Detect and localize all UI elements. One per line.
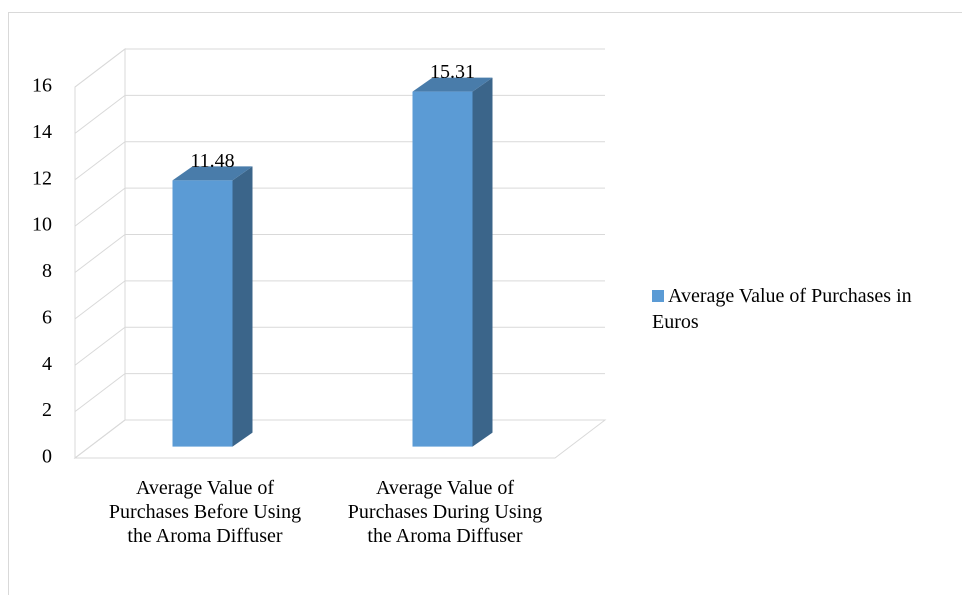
grid-line bbox=[74, 141, 605, 181]
y-tick-label: 10 bbox=[32, 214, 52, 236]
bar-top bbox=[172, 166, 253, 181]
y-tick-label: 14 bbox=[32, 121, 52, 143]
y-tick-label: 16 bbox=[32, 75, 52, 97]
data-label: 15.31 bbox=[430, 61, 475, 83]
floor bbox=[73, 419, 607, 459]
legend-swatch bbox=[652, 290, 664, 302]
grid-line bbox=[74, 419, 605, 459]
y-tick-label: 0 bbox=[42, 446, 52, 468]
y-tick-label: 12 bbox=[32, 167, 52, 189]
y-tick-label: 2 bbox=[42, 399, 52, 421]
grid-line bbox=[74, 373, 605, 413]
y-tick-label: 6 bbox=[42, 306, 52, 328]
grid-line bbox=[74, 48, 605, 88]
x-tick-label: Average Value of Purchases During Using … bbox=[347, 477, 543, 547]
grid-line bbox=[74, 326, 605, 366]
y-tick-label: 8 bbox=[42, 260, 52, 282]
bar bbox=[172, 180, 233, 447]
legend-label: Average Value of Purchases in Euros bbox=[652, 285, 912, 333]
chart-border bbox=[8, 12, 962, 595]
bar-side bbox=[472, 77, 493, 447]
bar-side bbox=[232, 166, 253, 447]
x-tick-label: Average Value of Purchases Before Using … bbox=[108, 477, 302, 547]
bar-top bbox=[412, 77, 493, 92]
grid-line bbox=[74, 187, 605, 227]
y-tick-label: 4 bbox=[42, 353, 52, 375]
legend: Average Value of Purchases in Euros bbox=[652, 283, 952, 335]
grid-line bbox=[74, 234, 605, 273]
data-label: 11.48 bbox=[190, 150, 234, 172]
grid-line bbox=[74, 94, 605, 134]
bar bbox=[412, 91, 473, 447]
grid-line bbox=[74, 280, 605, 320]
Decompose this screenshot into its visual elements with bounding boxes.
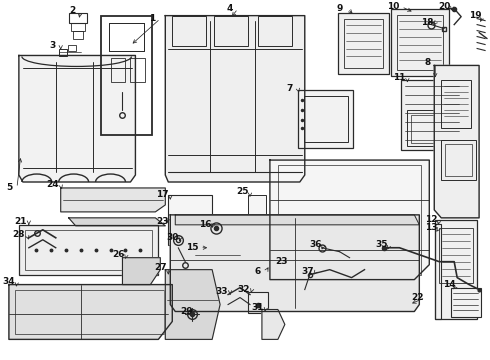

* TASK TO CARRY OUT *
Please reproduce every row above verbatim, without the pictures.

* RESULT OF THE TASK *
Detect and localize all UI elements. One per line.
grid-line bbox=[74, 141, 605, 181]
y-tick-label: 10 bbox=[32, 214, 52, 236]
bar-top bbox=[172, 166, 253, 181]
y-tick-label: 14 bbox=[32, 121, 52, 143]
y-tick-label: 16 bbox=[32, 75, 52, 97]
data-label: 15.31 bbox=[430, 61, 475, 83]
floor bbox=[73, 419, 607, 459]
legend-swatch bbox=[652, 290, 664, 302]
grid-line bbox=[74, 419, 605, 459]
y-tick-label: 0 bbox=[42, 446, 52, 468]
y-tick-label: 12 bbox=[32, 167, 52, 189]
y-tick-label: 2 bbox=[42, 399, 52, 421]
grid-line bbox=[74, 373, 605, 413]
y-tick-label: 6 bbox=[42, 306, 52, 328]
grid-line bbox=[74, 48, 605, 88]
x-tick-label: Average Value of Purchases During Using … bbox=[347, 477, 543, 547]
grid-line bbox=[74, 326, 605, 366]
y-tick-label: 8 bbox=[42, 260, 52, 282]
bar bbox=[172, 180, 233, 447]
legend-label: Average Value of Purchases in Euros bbox=[652, 285, 912, 333]
chart-border bbox=[8, 12, 962, 595]
bar-side bbox=[472, 77, 493, 447]
bar-side bbox=[232, 166, 253, 447]
x-tick-label: Average Value of Purchases Before Using … bbox=[108, 477, 302, 547]
bar-top bbox=[412, 77, 493, 92]
grid-line bbox=[74, 187, 605, 227]
y-tick-label: 4 bbox=[42, 353, 52, 375]
legend: Average Value of Purchases in Euros bbox=[652, 283, 952, 335]
grid-line bbox=[74, 234, 605, 273]
data-label: 11.48 bbox=[190, 150, 234, 172]
grid-line bbox=[74, 94, 605, 134]
bar bbox=[412, 91, 473, 447]
grid-line bbox=[74, 280, 605, 320]
Decompose this screenshot into its visual elements with bounding boxes.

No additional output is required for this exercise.